▸ **Instructions to follow**
Repeat, exactly and in full, the lines of the listing below, but without any pictures.

▸ **Exercise material**

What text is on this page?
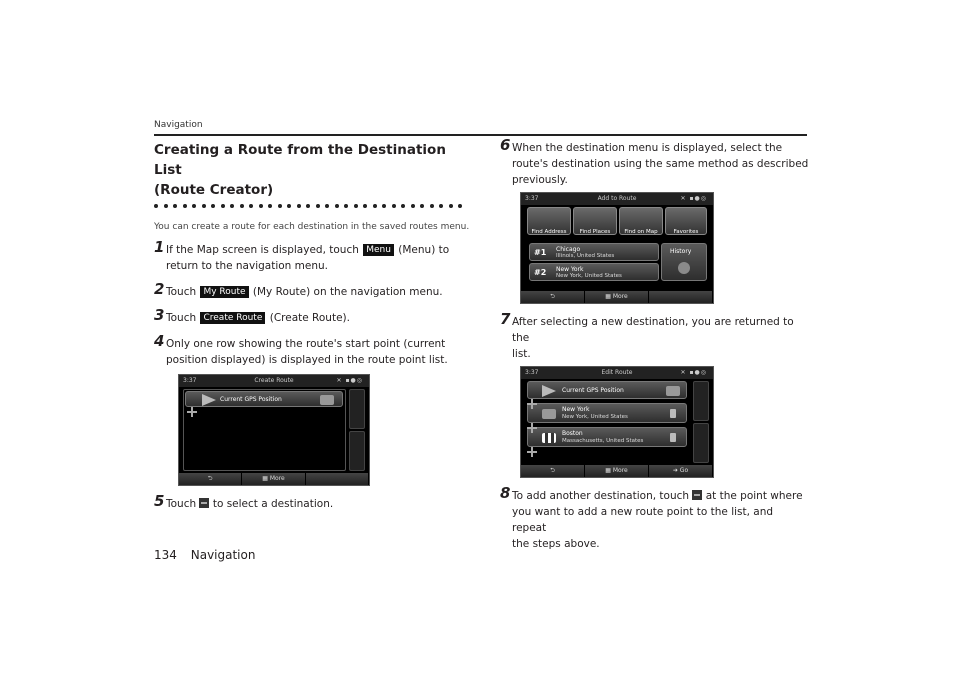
Navigation
Creating a Route from the Destination List
(Route Creator)
You can create a route for each destination in the saved routes menu.
1 If the Map screen is displayed, touch Menu (Menu) to
return to the navigation menu.
2 Touch My Route (My Route) on the navigation menu.
3 Touch Create Route (Create Route).
4 Only one row showing the route's start point (current
position displayed) is displayed in the route point list.
3:37	Create Route	✕ ▪●◎
Current GPS Position
⮌	▦ More
5 Touch to select a destination.
6 When the destination menu is displayed, select the
route's destination using the same method as described
previously.
3:37	Add to Route	✕ ▪●◎
Find Address	Find Places	Find on Map	Favorites
#1 Chicago
Illinois, United States
#2 New York
New York, United States
History
⮌	▦ More
7 After selecting a new destination, you are returned to the
list.
3:37	Edit Route	✕ ▪●◎
Current GPS Position
New York
New York, United States
Boston
Massachusetts, United States
⮌	▦ More	➜ Go
8 To add another destination, touch at the point where
you want to add a new route point to the list, and repeat
the steps above.
134 Navigation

▸ **Response**
What text is on this page?
Navigation
Creating a Route from the Destination List
(Route Creator)
You can create a route for each destination in the saved routes menu.
1 If the Map screen is displayed, touch Menu (Menu) to
return to the navigation menu.
2 Touch My Route (My Route) on the navigation menu.
3 Touch Create Route (Create Route).
4 Only one row showing the route's start point (current
position displayed) is displayed in the route point list.
3:37	Create Route	✕ ▪●◎
Current GPS Position
⮌	▦ More
5 Touch to select a destination.
6 When the destination menu is displayed, select the
route's destination using the same method as described
previously.
3:37	Add to Route	✕ ▪●◎
Find Address	Find Places	Find on Map	Favorites
#1 Chicago
Illinois, United States
#2 New York
New York, United States
History
⮌	▦ More
7 After selecting a new destination, you are returned to the
list.
3:37	Edit Route	✕ ▪●◎
Current GPS Position
New York
New York, United States
Boston
Massachusetts, United States
⮌	▦ More	➜ Go
8 To add another destination, touch at the point where
you want to add a new route point to the list, and repeat
the steps above.
134 Navigation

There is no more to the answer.